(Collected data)
start

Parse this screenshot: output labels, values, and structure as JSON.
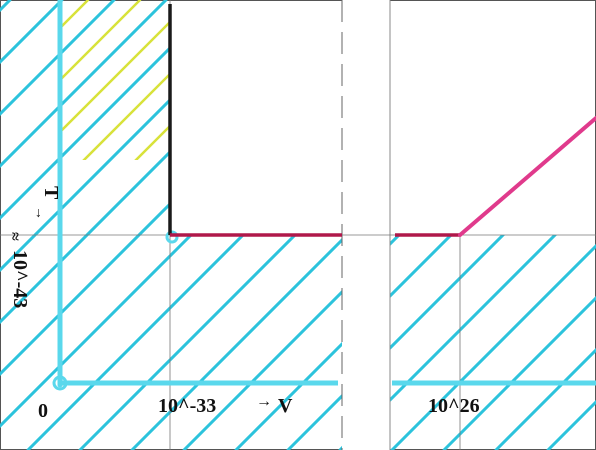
{
  "labels": {
    "t_axis": "T",
    "t_value": "10^-43",
    "t_value_prefix": "≈",
    "origin": "0",
    "v_value_1": "10^-33",
    "v_axis": "V",
    "v_value_2": "10^26"
  },
  "colors": {
    "hatch": "#2cc3dc",
    "axis": "#5ad8ec",
    "boundary_dark": "#1a1a1a",
    "boundary_red": "#b0184a",
    "diagonal_magenta": "#e03a8c",
    "hatch_yellow": "#d8e23a",
    "grid": "#777777"
  }
}
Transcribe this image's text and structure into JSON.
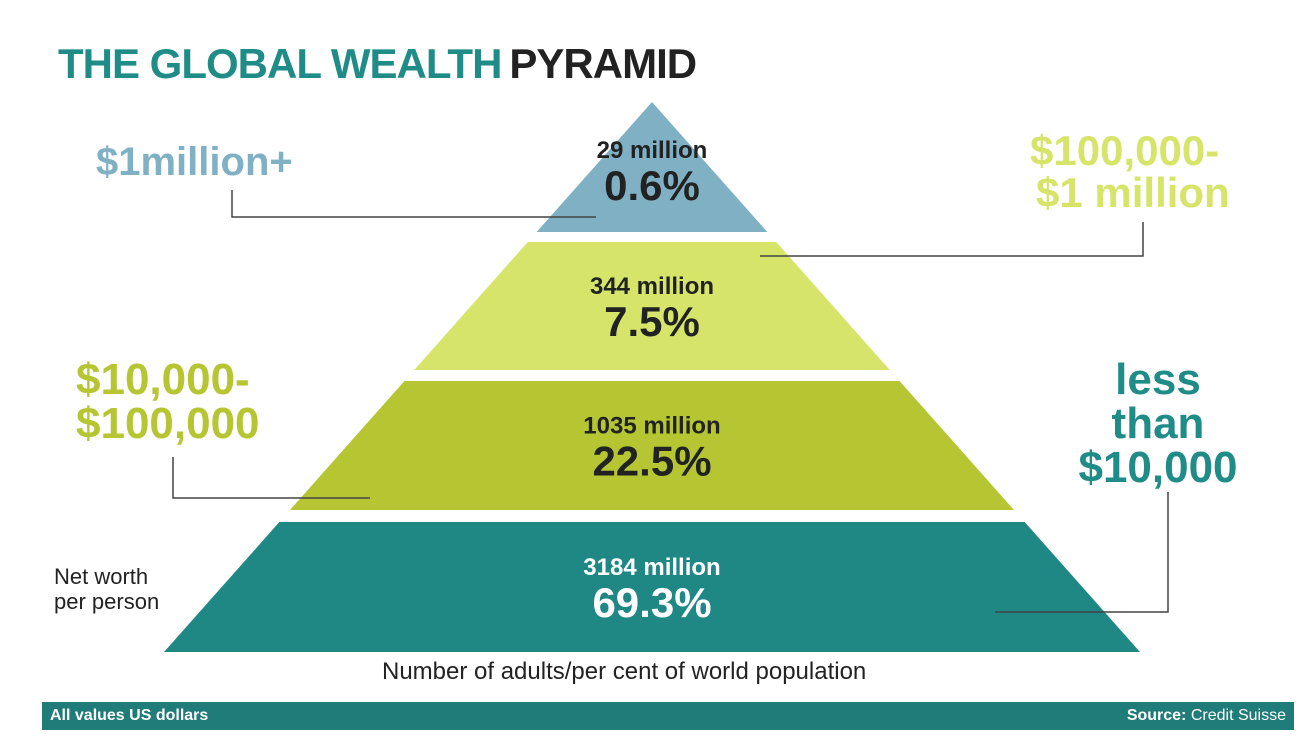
{
  "title": {
    "part1": "THE GLOBAL WEALTH",
    "part2": "PYRAMID"
  },
  "tier_labels": {
    "top": "$1million+",
    "upper_line1": "$100,000-",
    "upper_line2": "$1 million",
    "middle_line1": "$10,000-",
    "middle_line2": "$100,000",
    "base_line1": "less",
    "base_line2": "than",
    "base_line3": "$10,000"
  },
  "side_note": {
    "line1": "Net worth",
    "line2": "per person"
  },
  "caption": "Number of adults/per cent of world population",
  "footer": {
    "left": "All values US dollars",
    "source_label": "Source:",
    "source_value": "Credit Suisse"
  },
  "colors": {
    "top": "#7fb0c4",
    "upper": "#d7e46a",
    "middle": "#b5c632",
    "base": "#1f8784",
    "teal_text": "#1f8c88"
  },
  "chart_data": {
    "type": "pyramid",
    "title": "THE GLOBAL WEALTH PYRAMID",
    "categories": [
      "$1million+",
      "$100,000-$1 million",
      "$10,000-$100,000",
      "less than $10,000"
    ],
    "series": [
      {
        "name": "Number of adults",
        "values": [
          "29 million",
          "344 million",
          "1035 million",
          "3184 million"
        ]
      },
      {
        "name": "per cent of world population",
        "values": [
          "0.6%",
          "7.5%",
          "22.5%",
          "69.3%"
        ]
      }
    ],
    "adults_millions": [
      29,
      344,
      1035,
      3184
    ],
    "percent": [
      0.6,
      7.5,
      22.5,
      69.3
    ]
  }
}
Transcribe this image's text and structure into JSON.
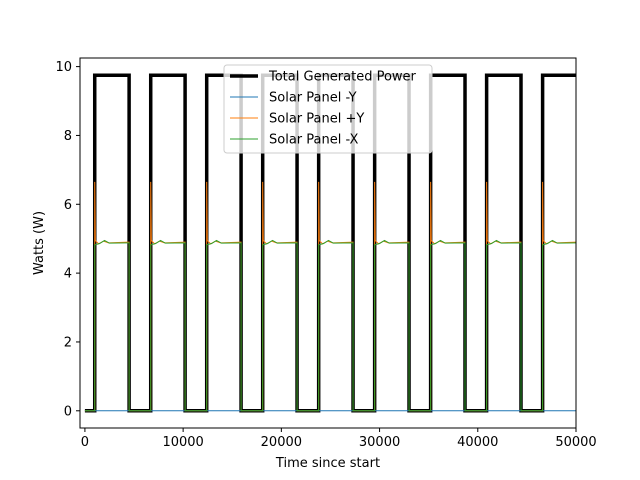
{
  "chart_data": {
    "type": "line",
    "title": "",
    "xlabel": "Time since start",
    "ylabel": "Watts (W)",
    "xlim": [
      -500,
      50000
    ],
    "ylim": [
      -0.5,
      10.25
    ],
    "xticks": [
      0,
      10000,
      20000,
      30000,
      40000,
      50000
    ],
    "yticks": [
      0,
      2,
      4,
      6,
      8,
      10
    ],
    "grid": false,
    "legend_position": "top-center",
    "sunlit_intervals": [
      [
        1000,
        4500
      ],
      [
        6700,
        10200
      ],
      [
        12400,
        15900
      ],
      [
        18100,
        21600
      ],
      [
        23800,
        27300
      ],
      [
        29500,
        33000
      ],
      [
        35200,
        38700
      ],
      [
        40900,
        44400
      ],
      [
        46600,
        50000
      ]
    ],
    "series": [
      {
        "name": "Total Generated Power",
        "color": "#000000",
        "line_width": 3.5,
        "sunlit_value": 9.75,
        "eclipse_value": 0.0
      },
      {
        "name": "Solar Panel -Y",
        "color": "#1f77b4",
        "line_width": 1,
        "sunlit_value": 0.0,
        "eclipse_value": 0.0
      },
      {
        "name": "Solar Panel +Y",
        "color": "#ff7f0e",
        "line_width": 1,
        "sunlit_value": 4.9,
        "spike_value": 6.65,
        "eclipse_value": 0.0
      },
      {
        "name": "Solar Panel -X",
        "color": "#2ca02c",
        "line_width": 1,
        "sunlit_value": 4.88,
        "start_value": 4.82,
        "eclipse_value": 0.0
      }
    ]
  }
}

end

WHAT NEEDS TO BE DONE: In the listing above, locate each line with "population" and copy it.

RESPONSE TO THE TASK:
  "caption": "Number of adults/per cent of world population",
        "name": "per cent of world population",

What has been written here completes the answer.